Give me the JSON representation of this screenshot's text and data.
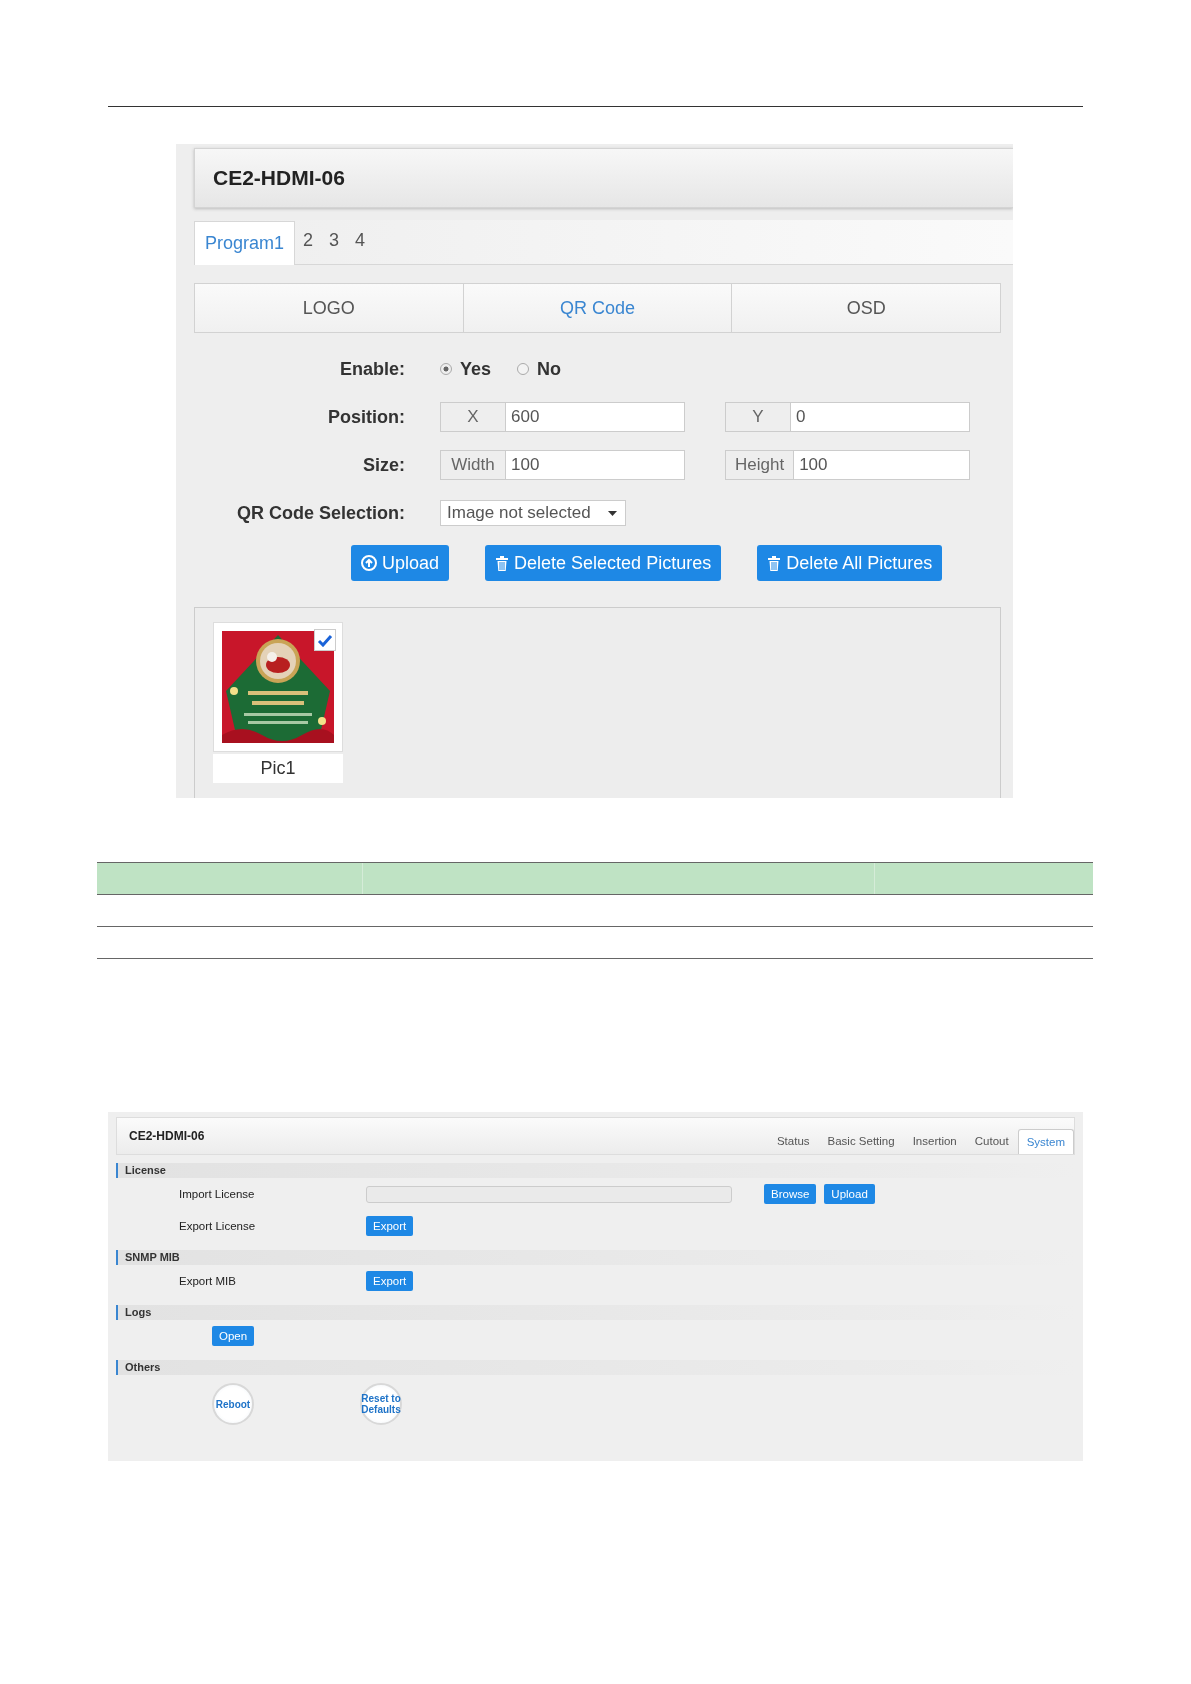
{
  "screen_1": {
    "title": "CE2-HDMI-06",
    "program_tabs": [
      {
        "label": "Program1",
        "selected": true
      },
      {
        "label": "2",
        "selected": false
      },
      {
        "label": "3",
        "selected": false
      },
      {
        "label": "4",
        "selected": false
      }
    ],
    "feature_tabs": [
      {
        "label": "LOGO",
        "selected": false
      },
      {
        "label": "QR Code",
        "selected": true
      },
      {
        "label": "OSD",
        "selected": false
      }
    ],
    "enable": {
      "label": "Enable:",
      "options": [
        {
          "label": "Yes",
          "selected": true
        },
        {
          "label": "No",
          "selected": false
        }
      ]
    },
    "position": {
      "label": "Position:",
      "fields": [
        {
          "prefix": "X",
          "value": "600"
        },
        {
          "prefix": "Y",
          "value": "0"
        }
      ]
    },
    "size": {
      "label": "Size:",
      "fields": [
        {
          "prefix": "Width",
          "value": "100"
        },
        {
          "prefix": "Height",
          "value": "100"
        }
      ]
    },
    "qr_selection": {
      "label": "QR Code Selection:",
      "value": "Image not selected"
    },
    "buttons": [
      {
        "kind": "upload",
        "label": "Upload"
      },
      {
        "kind": "delete",
        "label": "Delete Selected Pictures"
      },
      {
        "kind": "delete",
        "label": "Delete All Pictures"
      }
    ],
    "pictures": [
      {
        "kind": "picture",
        "caption": "Pic1",
        "checked": true
      }
    ]
  },
  "screen_2": {
    "title": "CE2-HDMI-06",
    "nav_tabs": [
      {
        "label": "Status",
        "selected": false
      },
      {
        "label": "Basic Setting",
        "selected": false
      },
      {
        "label": "Insertion",
        "selected": false
      },
      {
        "label": "Cutout",
        "selected": false
      },
      {
        "label": "System",
        "selected": true
      }
    ],
    "sections": [
      {
        "title": "License",
        "rows": [
          {
            "kind": "file",
            "label": "Import License",
            "buttons": [
              "Browse",
              "Upload"
            ]
          },
          {
            "kind": "plain",
            "label": "Export License",
            "buttons": [
              "Export"
            ]
          }
        ]
      },
      {
        "title": "SNMP MIB",
        "rows": [
          {
            "kind": "plain",
            "label": "Export MIB",
            "buttons": [
              "Export"
            ]
          }
        ]
      },
      {
        "title": "Logs",
        "rows": [
          {
            "kind": "plain",
            "buttons": [
              "Open"
            ]
          }
        ]
      },
      {
        "title": "Others",
        "rows": [
          {
            "kind": "round",
            "buttons": [
              "Reboot",
              "Reset to Defaults"
            ]
          }
        ]
      }
    ]
  }
}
☆ ☆ ☆ ☆ ☆
GOAL: Your copy of the data should match it exactly, except that pictures are left out.

RESULT FOR THIS TASK:
Give me the JSON representation of this screenshot's text and data.
{
  "screen_1": {
    "title": "CE2-HDMI-06",
    "program_tabs": [
      {
        "label": "Program1",
        "selected": true
      },
      {
        "label": "2",
        "selected": false
      },
      {
        "label": "3",
        "selected": false
      },
      {
        "label": "4",
        "selected": false
      }
    ],
    "feature_tabs": [
      {
        "label": "LOGO",
        "selected": false
      },
      {
        "label": "QR Code",
        "selected": true
      },
      {
        "label": "OSD",
        "selected": false
      }
    ],
    "enable": {
      "label": "Enable:",
      "options": [
        {
          "label": "Yes",
          "selected": true
        },
        {
          "label": "No",
          "selected": false
        }
      ]
    },
    "position": {
      "label": "Position:",
      "fields": [
        {
          "prefix": "X",
          "value": "600"
        },
        {
          "prefix": "Y",
          "value": "0"
        }
      ]
    },
    "size": {
      "label": "Size:",
      "fields": [
        {
          "prefix": "Width",
          "value": "100"
        },
        {
          "prefix": "Height",
          "value": "100"
        }
      ]
    },
    "qr_selection": {
      "label": "QR Code Selection:",
      "value": "Image not selected"
    },
    "buttons": [
      {
        "kind": "upload",
        "label": "Upload"
      },
      {
        "kind": "delete",
        "label": "Delete Selected Pictures"
      },
      {
        "kind": "delete",
        "label": "Delete All Pictures"
      }
    ],
    "pictures": [
      {
        "kind": "picture",
        "caption": "Pic1",
        "checked": true
      }
    ]
  },
  "screen_2": {
    "title": "CE2-HDMI-06",
    "nav_tabs": [
      {
        "label": "Status",
        "selected": false
      },
      {
        "label": "Basic Setting",
        "selected": false
      },
      {
        "label": "Insertion",
        "selected": false
      },
      {
        "label": "Cutout",
        "selected": false
      },
      {
        "label": "System",
        "selected": true
      }
    ],
    "sections": [
      {
        "title": "License",
        "rows": [
          {
            "kind": "file",
            "label": "Import License",
            "buttons": [
              "Browse",
              "Upload"
            ]
          },
          {
            "kind": "plain",
            "label": "Export License",
            "buttons": [
              "Export"
            ]
          }
        ]
      },
      {
        "title": "SNMP MIB",
        "rows": [
          {
            "kind": "plain",
            "label": "Export MIB",
            "buttons": [
              "Export"
            ]
          }
        ]
      },
      {
        "title": "Logs",
        "rows": [
          {
            "kind": "plain",
            "buttons": [
              "Open"
            ]
          }
        ]
      },
      {
        "title": "Others",
        "rows": [
          {
            "kind": "round",
            "buttons": [
              "Reboot",
              "Reset to Defaults"
            ]
          }
        ]
      }
    ]
  }
}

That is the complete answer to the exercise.